## [Instructions for the task]
Each line from the one containing "OCR this image." through the end of the listing below must be copied exactly; pictures are excluded.

==== Given data ====

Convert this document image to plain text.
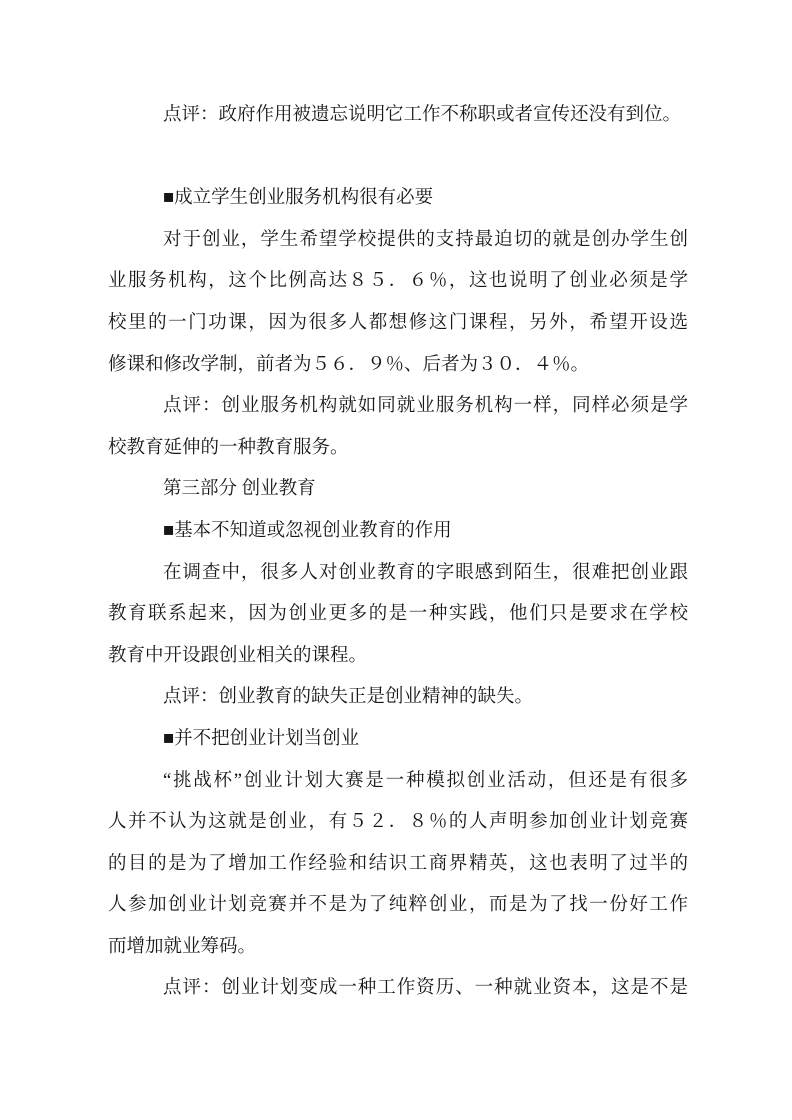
点评：政府作用被遗忘说明它工作不称职或者宣传还没有到位。
■成立学生创业服务机构很有必要
对于创业，学生希望学校提供的支持最迫切的就是创办学生创
业服务机构，这个比例高达８５．６％，这也说明了创业必须是学
校里的一门功课，因为很多人都想修这门课程，另外，希望开设选
修课和修改学制，前者为５６．９％、后者为３０．４％。
点评：创业服务机构就如同就业服务机构一样，同样必须是学
校教育延伸的一种教育服务。
第三部分 创业教育
■基本不知道或忽视创业教育的作用
在调查中，很多人对创业教育的字眼感到陌生，很难把创业跟
教育联系起来，因为创业更多的是一种实践，他们只是要求在学校
教育中开设跟创业相关的课程。
点评：创业教育的缺失正是创业精神的缺失。
■并不把创业计划当创业
“挑战杯”创业计划大赛是一种模拟创业活动，但还是有很多
人并不认为这就是创业，有５２．８％的人声明参加创业计划竞赛
的目的是为了增加工作经验和结识工商界精英，这也表明了过半的
人参加创业计划竞赛并不是为了纯粹创业，而是为了找一份好工作
而增加就业筹码。
点评：创业计划变成一种工作资历、一种就业资本，这是不是
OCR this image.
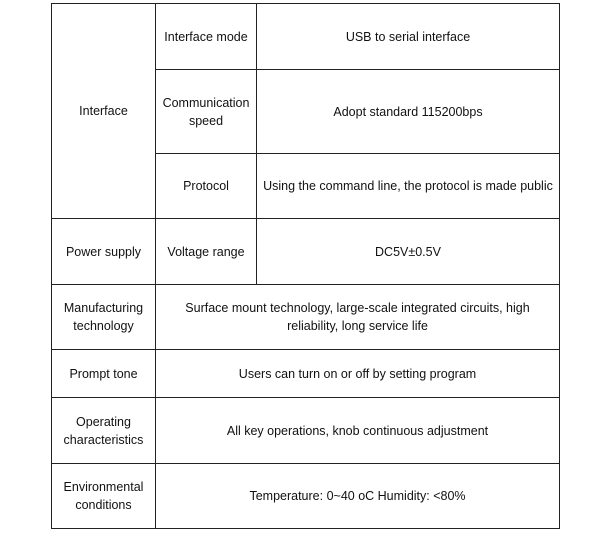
Interface	Interface mode	USB to serial interface
	Communication speed	Adopt standard 115200bps
	Protocol	Using the command line, the protocol is made public
Power supply	Voltage range	DC5V±0.5V
Manufacturing technology	Surface mount technology, large-scale integrated circuits, high reliability, long service life	
Prompt tone	Users can turn on or off by setting program	
Operating characteristics	All key operations, knob continuous adjustment	
Environmental conditions	Temperature: 0~40 oC Humidity: <80%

====

## [Written solution]
OCR this image.
Interface	Interface mode	USB to serial interface
	Communication speed	Adopt standard 115200bps
	Protocol	Using the command line, the protocol is made public
Power supply	Voltage range	DC5V±0.5V
Manufacturing technology	Surface mount technology, large-scale integrated circuits, high reliability, long service life	
Prompt tone	Users can turn on or off by setting program	
Operating characteristics	All key operations, knob continuous adjustment	
Environmental conditions	Temperature: 0~40 oC Humidity: <80%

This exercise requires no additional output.